* _Exercise requirements_:
All of the material should be reproduced exactly, with pictures left out.

.....

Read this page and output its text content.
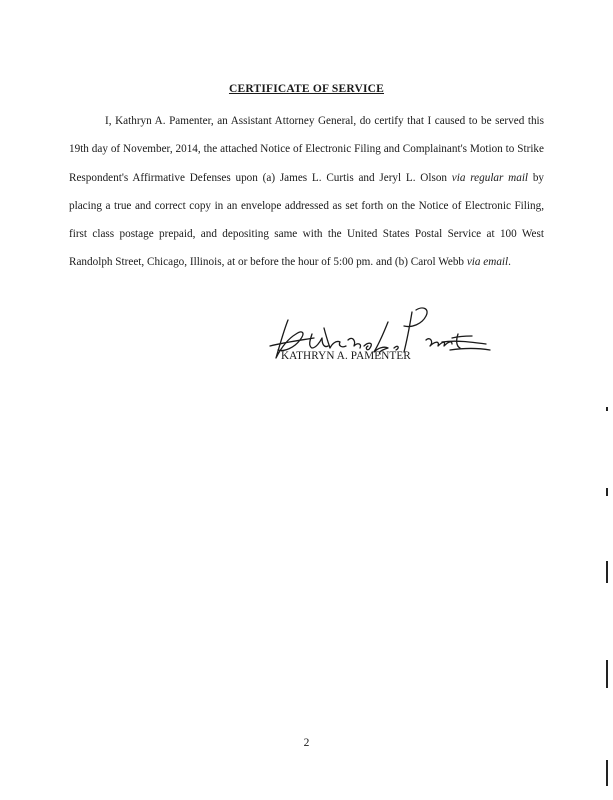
CERTIFICATE OF SERVICE

I, Kathryn A. Pamenter, an Assistant Attorney General, do certify that I caused to be served this 19th day of November, 2014, the attached Notice of Electronic Filing and Complainant's Motion to Strike Respondent's Affirmative Defenses upon (a) James L. Curtis and Jeryl L. Olson via regular mail by placing a true and correct copy in an envelope addressed as set forth on the Notice of Electronic Filing, first class postage prepaid, and depositing same with the United States Postal Service at 100 West Randolph Street, Chicago, Illinois, at or before the hour of 5:00 pm. and (b) Carol Webb via email.

KATHRYN A. PAMENTER
2
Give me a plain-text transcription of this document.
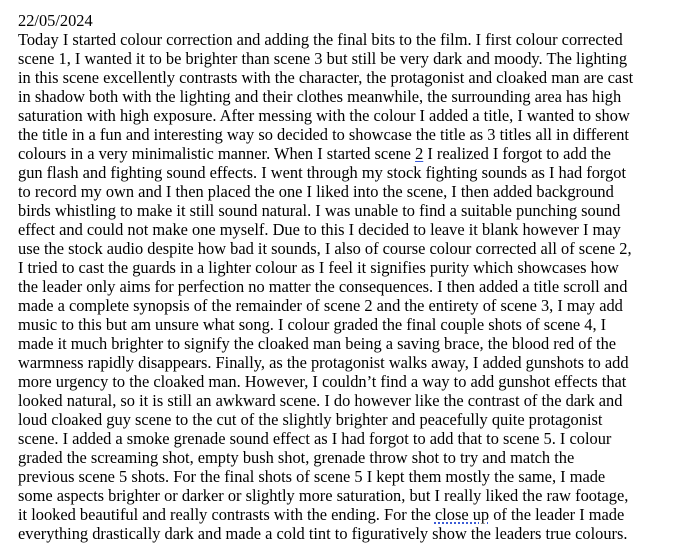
22/05/2024
Today I started colour correction and adding the final bits to the film. I first colour corrected
scene 1, I wanted it to be brighter than scene 3 but still be very dark and moody. The lighting
in this scene excellently contrasts with the character, the protagonist and cloaked man are cast
in shadow both with the lighting and their clothes meanwhile, the surrounding area has high
saturation with high exposure. After messing with the colour I added a title, I wanted to show
the title in a fun and interesting way so decided to showcase the title as 3 titles all in different
colours in a very minimalistic manner. When I started scene 2 I realized I forgot to add the
gun flash and fighting sound effects. I went through my stock fighting sounds as I had forgot
to record my own and I then placed the one I liked into the scene, I then added background
birds whistling to make it still sound natural. I was unable to find a suitable punching sound
effect and could not make one myself. Due to this I decided to leave it blank however I may
use the stock audio despite how bad it sounds, I also of course colour corrected all of scene 2,
I tried to cast the guards in a lighter colour as I feel it signifies purity which showcases how
the leader only aims for perfection no matter the consequences. I then added a title scroll and
made a complete synopsis of the remainder of scene 2 and the entirety of scene 3, I may add
music to this but am unsure what song. I colour graded the final couple shots of scene 4, I
made it much brighter to signify the cloaked man being a saving brace, the blood red of the
warmness rapidly disappears. Finally, as the protagonist walks away, I added gunshots to add
more urgency to the cloaked man. However, I couldn’t find a way to add gunshot effects that
looked natural, so it is still an awkward scene. I do however like the contrast of the dark and
loud cloaked guy scene to the cut of the slightly brighter and peacefully quite protagonist
scene. I added a smoke grenade sound effect as I had forgot to add that to scene 5. I colour
graded the screaming shot, empty bush shot, grenade throw shot to try and match the
previous scene 5 shots. For the final shots of scene 5 I kept them mostly the same, I made
some aspects brighter or darker or slightly more saturation, but I really liked the raw footage,
it looked beautiful and really contrasts with the ending. For the close up of the leader I made
everything drastically dark and made a cold tint to figuratively show the leaders true colours.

.....

* _Response_:
Read this page and output its text content.
CERTIFICATE OF SERVICE

I, Kathryn A. Pamenter, an Assistant Attorney General, do certify that I caused to be served this 19th day of November, 2014, the attached Notice of Electronic Filing and Complainant's Motion to Strike Respondent's Affirmative Defenses upon (a) James L. Curtis and Jeryl L. Olson via regular mail by placing a true and correct copy in an envelope addressed as set forth on the Notice of Electronic Filing, first class postage prepaid, and depositing same with the United States Postal Service at 100 West Randolph Street, Chicago, Illinois, at or before the hour of 5:00 pm. and (b) Carol Webb via email.

KATHRYN A. PAMENTER
2
Give me a plain-text transcription of this document.
22/05/2024
Today I started colour correction and adding the final bits to the film. I first colour corrected
scene 1, I wanted it to be brighter than scene 3 but still be very dark and moody. The lighting
in this scene excellently contrasts with the character, the protagonist and cloaked man are cast
in shadow both with the lighting and their clothes meanwhile, the surrounding area has high
saturation with high exposure. After messing with the colour I added a title, I wanted to show
the title in a fun and interesting way so decided to showcase the title as 3 titles all in different
colours in a very minimalistic manner. When I started scene 2 I realized I forgot to add the
gun flash and fighting sound effects. I went through my stock fighting sounds as I had forgot
to record my own and I then placed the one I liked into the scene, I then added background
birds whistling to make it still sound natural. I was unable to find a suitable punching sound
effect and could not make one myself. Due to this I decided to leave it blank however I may
use the stock audio despite how bad it sounds, I also of course colour corrected all of scene 2,
I tried to cast the guards in a lighter colour as I feel it signifies purity which showcases how
the leader only aims for perfection no matter the consequences. I then added a title scroll and
made a complete synopsis of the remainder of scene 2 and the entirety of scene 3, I may add
music to this but am unsure what song. I colour graded the final couple shots of scene 4, I
made it much brighter to signify the cloaked man being a saving brace, the blood red of the
warmness rapidly disappears. Finally, as the protagonist walks away, I added gunshots to add
more urgency to the cloaked man. However, I couldn’t find a way to add gunshot effects that
looked natural, so it is still an awkward scene. I do however like the contrast of the dark and
loud cloaked guy scene to the cut of the slightly brighter and peacefully quite protagonist
scene. I added a smoke grenade sound effect as I had forgot to add that to scene 5. I colour
graded the screaming shot, empty bush shot, grenade throw shot to try and match the
previous scene 5 shots. For the final shots of scene 5 I kept them mostly the same, I made
some aspects brighter or darker or slightly more saturation, but I really liked the raw footage,
it looked beautiful and really contrasts with the ending. For the close up of the leader I made
everything drastically dark and made a cold tint to figuratively show the leaders true colours.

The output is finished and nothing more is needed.